§ Objective
The records that follow should be retyped word for word.

[Data entries for graphics]

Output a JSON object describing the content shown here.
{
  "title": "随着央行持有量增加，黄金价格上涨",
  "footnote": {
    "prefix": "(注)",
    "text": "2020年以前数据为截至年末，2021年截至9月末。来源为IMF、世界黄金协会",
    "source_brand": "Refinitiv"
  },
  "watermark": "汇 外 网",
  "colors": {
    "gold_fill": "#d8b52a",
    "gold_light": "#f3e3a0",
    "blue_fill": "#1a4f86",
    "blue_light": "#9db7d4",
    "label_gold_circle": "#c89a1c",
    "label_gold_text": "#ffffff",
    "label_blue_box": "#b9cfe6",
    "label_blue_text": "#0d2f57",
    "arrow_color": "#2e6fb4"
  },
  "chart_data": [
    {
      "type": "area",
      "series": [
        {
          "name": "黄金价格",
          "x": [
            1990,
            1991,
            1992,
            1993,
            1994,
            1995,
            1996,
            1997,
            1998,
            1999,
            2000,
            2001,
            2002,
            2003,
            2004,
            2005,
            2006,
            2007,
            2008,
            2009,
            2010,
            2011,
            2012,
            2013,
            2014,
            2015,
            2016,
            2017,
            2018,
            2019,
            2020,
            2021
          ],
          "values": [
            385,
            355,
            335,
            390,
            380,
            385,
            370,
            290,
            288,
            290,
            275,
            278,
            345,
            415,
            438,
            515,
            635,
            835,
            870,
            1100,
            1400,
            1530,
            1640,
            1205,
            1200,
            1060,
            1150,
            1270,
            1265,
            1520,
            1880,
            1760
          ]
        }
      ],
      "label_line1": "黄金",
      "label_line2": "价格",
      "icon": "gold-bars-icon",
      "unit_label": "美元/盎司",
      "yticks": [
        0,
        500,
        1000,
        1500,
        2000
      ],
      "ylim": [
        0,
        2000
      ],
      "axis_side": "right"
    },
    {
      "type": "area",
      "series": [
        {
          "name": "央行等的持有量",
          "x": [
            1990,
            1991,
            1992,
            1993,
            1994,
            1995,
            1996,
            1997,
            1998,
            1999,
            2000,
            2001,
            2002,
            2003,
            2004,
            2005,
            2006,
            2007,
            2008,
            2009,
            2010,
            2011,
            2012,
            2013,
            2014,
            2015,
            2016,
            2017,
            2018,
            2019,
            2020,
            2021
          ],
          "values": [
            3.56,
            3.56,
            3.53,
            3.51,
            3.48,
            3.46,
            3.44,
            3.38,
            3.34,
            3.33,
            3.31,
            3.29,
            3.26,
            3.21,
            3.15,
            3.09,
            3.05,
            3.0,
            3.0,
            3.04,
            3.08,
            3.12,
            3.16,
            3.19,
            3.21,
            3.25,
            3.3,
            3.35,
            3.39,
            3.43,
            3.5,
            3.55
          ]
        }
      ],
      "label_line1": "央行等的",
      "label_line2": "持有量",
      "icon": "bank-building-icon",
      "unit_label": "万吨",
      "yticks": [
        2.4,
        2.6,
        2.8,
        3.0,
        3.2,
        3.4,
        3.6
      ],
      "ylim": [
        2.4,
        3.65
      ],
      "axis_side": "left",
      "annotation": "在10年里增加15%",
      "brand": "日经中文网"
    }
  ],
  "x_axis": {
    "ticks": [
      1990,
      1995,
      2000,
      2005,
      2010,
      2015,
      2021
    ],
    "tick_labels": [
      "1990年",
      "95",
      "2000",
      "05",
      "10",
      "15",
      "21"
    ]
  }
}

§ Exercise solution
Output a JSON object describing the content shown here.
{
  "title": "随着央行持有量增加，黄金价格上涨",
  "footnote": {
    "prefix": "(注)",
    "text": "2020年以前数据为截至年末，2021年截至9月末。来源为IMF、世界黄金协会",
    "source_brand": "Refinitiv"
  },
  "watermark": "汇 外 网",
  "colors": {
    "gold_fill": "#d8b52a",
    "gold_light": "#f3e3a0",
    "blue_fill": "#1a4f86",
    "blue_light": "#9db7d4",
    "label_gold_circle": "#c89a1c",
    "label_gold_text": "#ffffff",
    "label_blue_box": "#b9cfe6",
    "label_blue_text": "#0d2f57",
    "arrow_color": "#2e6fb4"
  },
  "chart_data": [
    {
      "type": "area",
      "series": [
        {
          "name": "黄金价格",
          "x": [
            1990,
            1991,
            1992,
            1993,
            1994,
            1995,
            1996,
            1997,
            1998,
            1999,
            2000,
            2001,
            2002,
            2003,
            2004,
            2005,
            2006,
            2007,
            2008,
            2009,
            2010,
            2011,
            2012,
            2013,
            2014,
            2015,
            2016,
            2017,
            2018,
            2019,
            2020,
            2021
          ],
          "values": [
            385,
            355,
            335,
            390,
            380,
            385,
            370,
            290,
            288,
            290,
            275,
            278,
            345,
            415,
            438,
            515,
            635,
            835,
            870,
            1100,
            1400,
            1530,
            1640,
            1205,
            1200,
            1060,
            1150,
            1270,
            1265,
            1520,
            1880,
            1760
          ]
        }
      ],
      "label_line1": "黄金",
      "label_line2": "价格",
      "icon": "gold-bars-icon",
      "unit_label": "美元/盎司",
      "yticks": [
        0,
        500,
        1000,
        1500,
        2000
      ],
      "ylim": [
        0,
        2000
      ],
      "axis_side": "right"
    },
    {
      "type": "area",
      "series": [
        {
          "name": "央行等的持有量",
          "x": [
            1990,
            1991,
            1992,
            1993,
            1994,
            1995,
            1996,
            1997,
            1998,
            1999,
            2000,
            2001,
            2002,
            2003,
            2004,
            2005,
            2006,
            2007,
            2008,
            2009,
            2010,
            2011,
            2012,
            2013,
            2014,
            2015,
            2016,
            2017,
            2018,
            2019,
            2020,
            2021
          ],
          "values": [
            3.56,
            3.56,
            3.53,
            3.51,
            3.48,
            3.46,
            3.44,
            3.38,
            3.34,
            3.33,
            3.31,
            3.29,
            3.26,
            3.21,
            3.15,
            3.09,
            3.05,
            3.0,
            3.0,
            3.04,
            3.08,
            3.12,
            3.16,
            3.19,
            3.21,
            3.25,
            3.3,
            3.35,
            3.39,
            3.43,
            3.5,
            3.55
          ]
        }
      ],
      "label_line1": "央行等的",
      "label_line2": "持有量",
      "icon": "bank-building-icon",
      "unit_label": "万吨",
      "yticks": [
        2.4,
        2.6,
        2.8,
        3.0,
        3.2,
        3.4,
        3.6
      ],
      "ylim": [
        2.4,
        3.65
      ],
      "axis_side": "left",
      "annotation": "在10年里增加15%",
      "brand": "日经中文网"
    }
  ],
  "x_axis": {
    "ticks": [
      1990,
      1995,
      2000,
      2005,
      2010,
      2015,
      2021
    ],
    "tick_labels": [
      "1990年",
      "95",
      "2000",
      "05",
      "10",
      "15",
      "21"
    ]
  }
}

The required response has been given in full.